— Start of Task input —

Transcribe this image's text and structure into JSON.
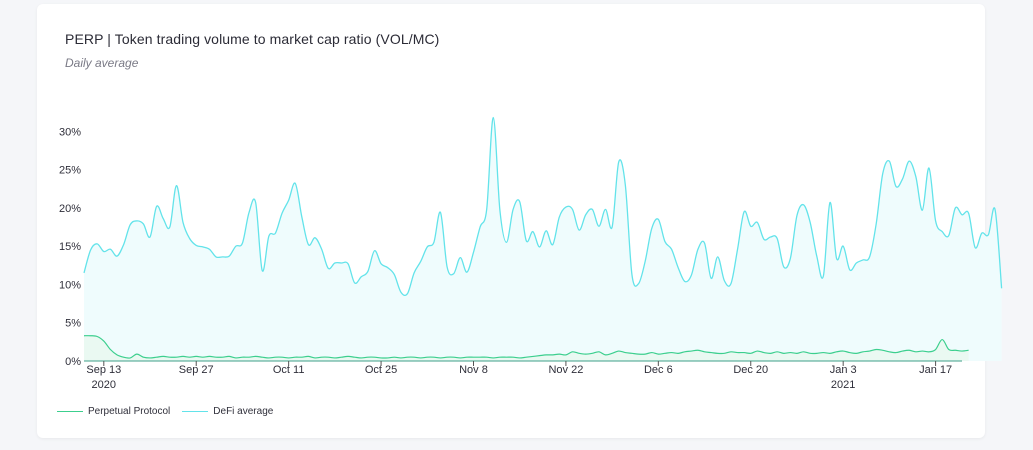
{
  "title": "PERP | Token trading volume to market cap ratio (VOL/MC)",
  "subtitle": "Daily average",
  "colors": {
    "perp": "#3ccf8e",
    "defi": "#63e3ea",
    "defi_fill": "#effcfd",
    "baseline": "#3f9f8a"
  },
  "legend": [
    {
      "label": "Perpetual Protocol",
      "color": "#3ccf8e"
    },
    {
      "label": "DeFi average",
      "color": "#63e3ea"
    }
  ],
  "chart_data": {
    "type": "line",
    "title": "PERP | Token trading volume to market cap ratio (VOL/MC)",
    "subtitle": "Daily average",
    "y_ticks": [
      "0%",
      "5%",
      "10%",
      "15%",
      "20%",
      "25%",
      "30%"
    ],
    "ylim": [
      0,
      32
    ],
    "x_ticks": [
      {
        "label": "Sep 13",
        "year": "2020",
        "day": 3
      },
      {
        "label": "Sep 27",
        "year": "",
        "day": 17
      },
      {
        "label": "Oct 11",
        "year": "",
        "day": 31
      },
      {
        "label": "Oct 25",
        "year": "",
        "day": 45
      },
      {
        "label": "Nov 8",
        "year": "",
        "day": 59
      },
      {
        "label": "Nov 22",
        "year": "",
        "day": 73
      },
      {
        "label": "Dec 6",
        "year": "",
        "day": 87
      },
      {
        "label": "Dec 20",
        "year": "",
        "day": 101
      },
      {
        "label": "Jan 3",
        "year": "2021",
        "day": 115
      },
      {
        "label": "Jan 17",
        "year": "",
        "day": 129
      }
    ],
    "start_date": "Sep 10 2020",
    "xlim": [
      0,
      133
    ],
    "series": [
      {
        "name": "Perpetual Protocol",
        "values": [
          3.3,
          3.3,
          3.2,
          2.6,
          1.5,
          0.8,
          0.5,
          0.4,
          0.9,
          0.5,
          0.4,
          0.5,
          0.6,
          0.5,
          0.5,
          0.6,
          0.5,
          0.6,
          0.5,
          0.6,
          0.5,
          0.5,
          0.6,
          0.4,
          0.5,
          0.5,
          0.6,
          0.5,
          0.4,
          0.5,
          0.5,
          0.4,
          0.5,
          0.5,
          0.6,
          0.4,
          0.5,
          0.5,
          0.4,
          0.5,
          0.6,
          0.5,
          0.4,
          0.5,
          0.5,
          0.4,
          0.4,
          0.5,
          0.4,
          0.5,
          0.5,
          0.4,
          0.5,
          0.5,
          0.4,
          0.5,
          0.5,
          0.4,
          0.5,
          0.5,
          0.5,
          0.5,
          0.4,
          0.5,
          0.5,
          0.5,
          0.4,
          0.5,
          0.6,
          0.7,
          0.8,
          0.8,
          0.9,
          0.8,
          1.2,
          1.0,
          0.9,
          1.0,
          1.2,
          0.8,
          1.0,
          1.3,
          1.1,
          1.0,
          0.9,
          0.9,
          1.1,
          0.9,
          1.0,
          1.1,
          1.0,
          1.2,
          1.3,
          1.4,
          1.2,
          1.1,
          1.0,
          1.0,
          1.2,
          1.1,
          1.1,
          1.0,
          1.3,
          1.1,
          1.0,
          1.2,
          1.0,
          1.1,
          1.0,
          1.2,
          1.0,
          1.0,
          1.1,
          1.0,
          1.2,
          1.3,
          1.1,
          1.0,
          1.2,
          1.3,
          1.5,
          1.4,
          1.2,
          1.1,
          1.3,
          1.4,
          1.2,
          1.3,
          1.2,
          1.5,
          2.8,
          1.5,
          1.4,
          1.3,
          1.4
        ]
      },
      {
        "name": "DeFi average",
        "values": [
          11.5,
          14.5,
          15.3,
          14.3,
          14.6,
          13.7,
          15.2,
          17.8,
          18.3,
          17.9,
          16.2,
          20.2,
          18.6,
          17.5,
          22.9,
          18.1,
          16.0,
          15.1,
          14.9,
          14.6,
          13.6,
          13.6,
          13.7,
          15.0,
          15.4,
          19.4,
          20.7,
          11.8,
          16.3,
          16.7,
          19.3,
          21.0,
          23.2,
          18.8,
          15.2,
          16.1,
          14.6,
          12.1,
          12.8,
          12.8,
          12.7,
          10.2,
          11.0,
          11.7,
          14.4,
          12.7,
          12.2,
          11.3,
          9.0,
          8.8,
          11.5,
          13.0,
          14.9,
          15.5,
          19.4,
          12.3,
          11.4,
          13.5,
          11.6,
          14.2,
          17.5,
          19.8,
          31.8,
          19.7,
          15.5,
          19.8,
          20.8,
          15.7,
          16.9,
          14.9,
          17.0,
          15.2,
          18.8,
          20.1,
          19.8,
          17.1,
          19.1,
          19.8,
          17.6,
          19.8,
          17.5,
          26.0,
          23.0,
          11.3,
          10.1,
          13.0,
          17.3,
          18.5,
          15.6,
          14.6,
          12.2,
          10.4,
          11.2,
          14.6,
          15.4,
          10.8,
          13.6,
          10.5,
          10.1,
          14.6,
          19.5,
          17.6,
          18.1,
          15.9,
          16.2,
          16.0,
          12.3,
          13.4,
          19.0,
          20.4,
          18.1,
          13.7,
          11.1,
          20.7,
          13.4,
          15.0,
          11.9,
          12.8,
          13.2,
          13.6,
          17.9,
          24.5,
          26.1,
          22.8,
          23.8,
          26.1,
          24.1,
          19.7,
          25.2,
          18.3,
          16.9,
          16.4,
          20.0,
          19.1,
          19.3,
          14.8,
          16.7,
          16.5,
          19.8,
          9.5
        ]
      }
    ]
  }
}
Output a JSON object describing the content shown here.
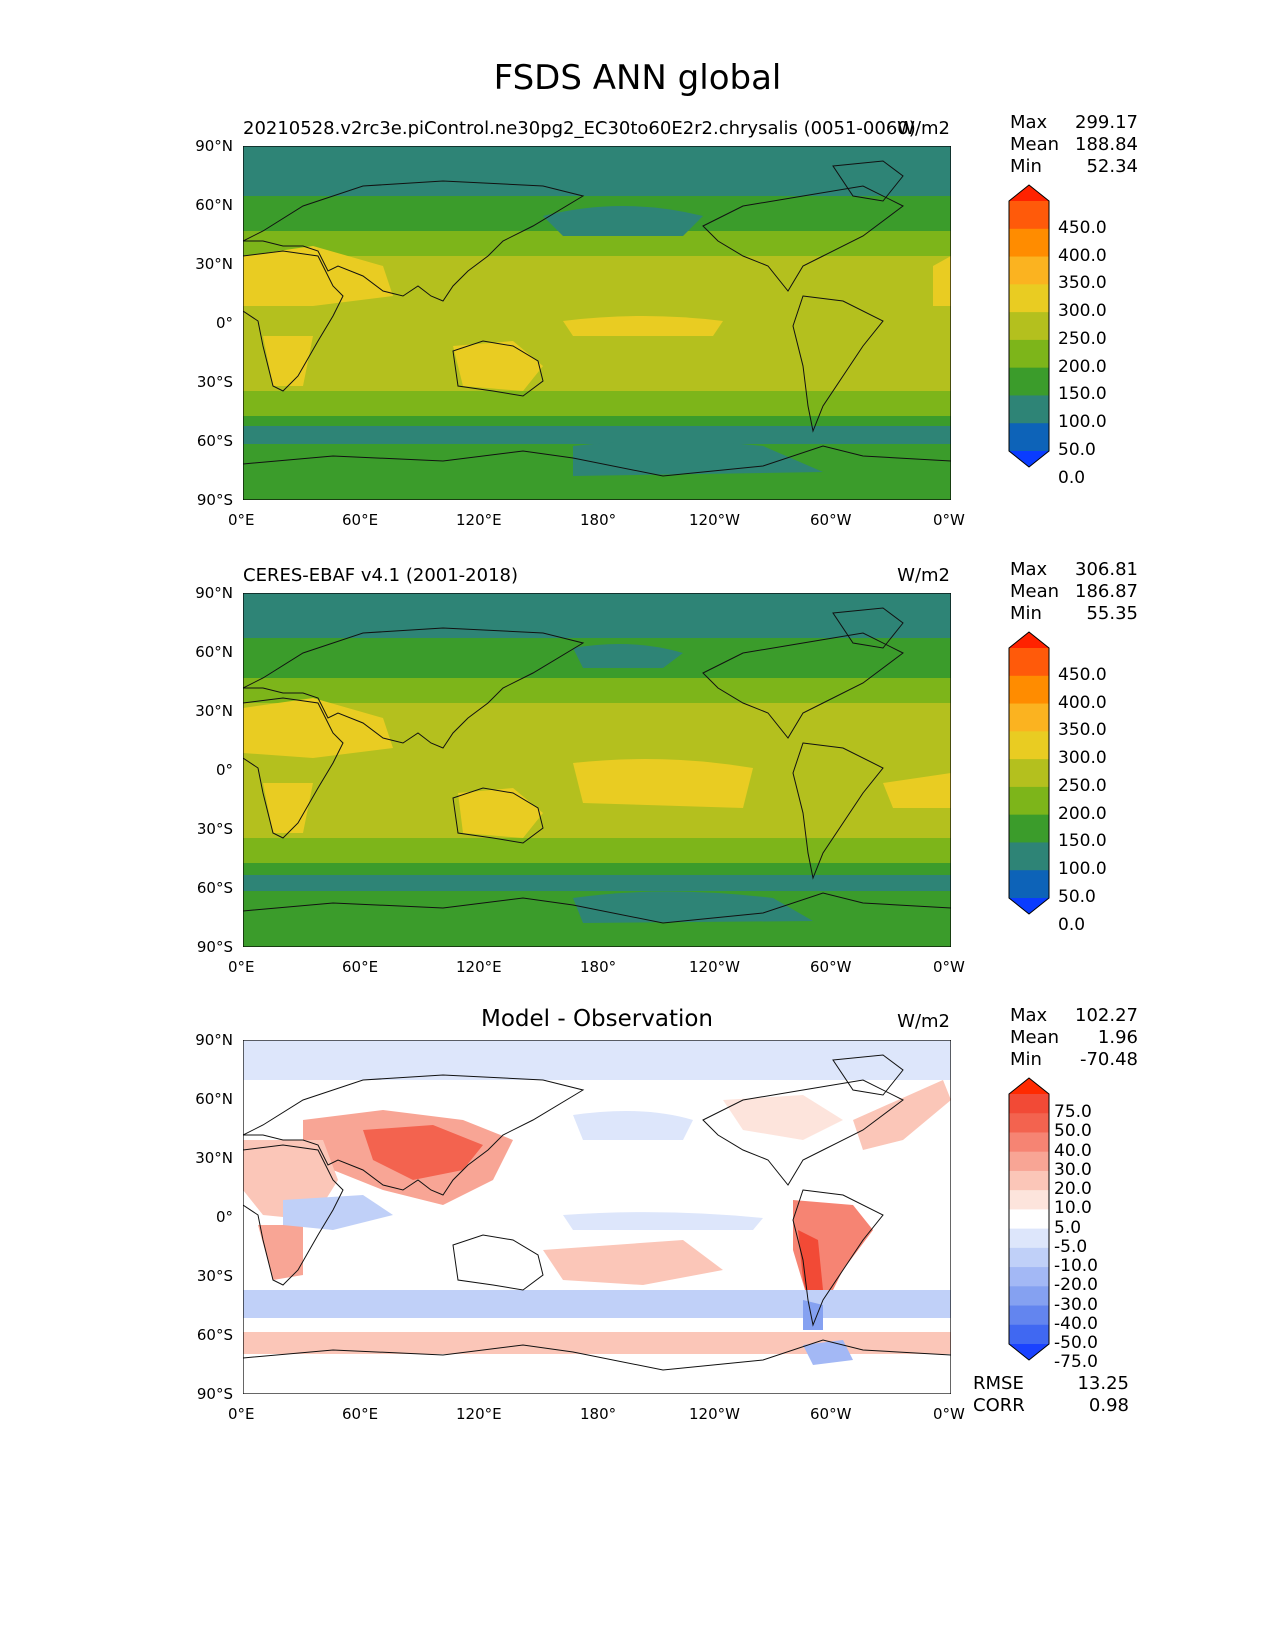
{
  "figure": {
    "title": "FSDS ANN global"
  },
  "axes": {
    "lat_labels": [
      "90°N",
      "60°N",
      "30°N",
      "0°",
      "30°S",
      "60°S",
      "90°S"
    ],
    "lon_labels": [
      "0°E",
      "60°E",
      "120°E",
      "180°",
      "120°W",
      "60°W",
      "0°W"
    ]
  },
  "panels": [
    {
      "left_title": "20210528.v2rc3e.piControl.ne30pg2_EC30to60E2r2.chrysalis (0051-0060)",
      "center_title": "",
      "units": "W/m2",
      "stats": {
        "Max": "299.17",
        "Mean": "188.84",
        "Min": "52.34"
      },
      "colorbar": {
        "labels": [
          "450.0",
          "400.0",
          "350.0",
          "300.0",
          "250.0",
          "200.0",
          "150.0",
          "100.0",
          "50.0",
          "0.0"
        ],
        "colors": [
          "#ff2200",
          "#ff5a0a",
          "#ff8c00",
          "#fbb320",
          "#e9cc22",
          "#b4c01e",
          "#7db51a",
          "#3b9c2b",
          "#2e8476",
          "#0d63b8",
          "#0a3cff"
        ]
      }
    },
    {
      "left_title": "CERES-EBAF v4.1 (2001-2018)",
      "center_title": "",
      "units": "W/m2",
      "stats": {
        "Max": "306.81",
        "Mean": "186.87",
        "Min": "55.35"
      },
      "colorbar": {
        "labels": [
          "450.0",
          "400.0",
          "350.0",
          "300.0",
          "250.0",
          "200.0",
          "150.0",
          "100.0",
          "50.0",
          "0.0"
        ],
        "colors": [
          "#ff2200",
          "#ff5a0a",
          "#ff8c00",
          "#fbb320",
          "#e9cc22",
          "#b4c01e",
          "#7db51a",
          "#3b9c2b",
          "#2e8476",
          "#0d63b8",
          "#0a3cff"
        ]
      }
    },
    {
      "left_title": "",
      "center_title": "Model - Observation",
      "units": "W/m2",
      "stats": {
        "Max": "102.27",
        "Mean": "1.96",
        "Min": "-70.48"
      },
      "colorbar": {
        "labels": [
          "75.0",
          "50.0",
          "40.0",
          "30.0",
          "20.0",
          "10.0",
          "5.0",
          "-5.0",
          "-10.0",
          "-20.0",
          "-30.0",
          "-40.0",
          "-50.0",
          "-75.0"
        ],
        "colors": [
          "#ff2a00",
          "#f24a36",
          "#f3634f",
          "#f68473",
          "#f8a595",
          "#fbc6b8",
          "#fde4dc",
          "#ffffff",
          "#dde6fb",
          "#c0d0f8",
          "#a3b8f5",
          "#85a1f1",
          "#6385ef",
          "#4068f2",
          "#1a42ff"
        ]
      },
      "metrics": {
        "RMSE": "13.25",
        "CORR": "0.98"
      }
    }
  ]
}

— End of Task input —

Copy out the lines that hold "volume".

» Finished exercise
  "title": "PERP | Token trading volume to market cap ratio (VOL/MC)",
    "title": "PERP | Token trading volume to market cap ratio (VOL/MC)",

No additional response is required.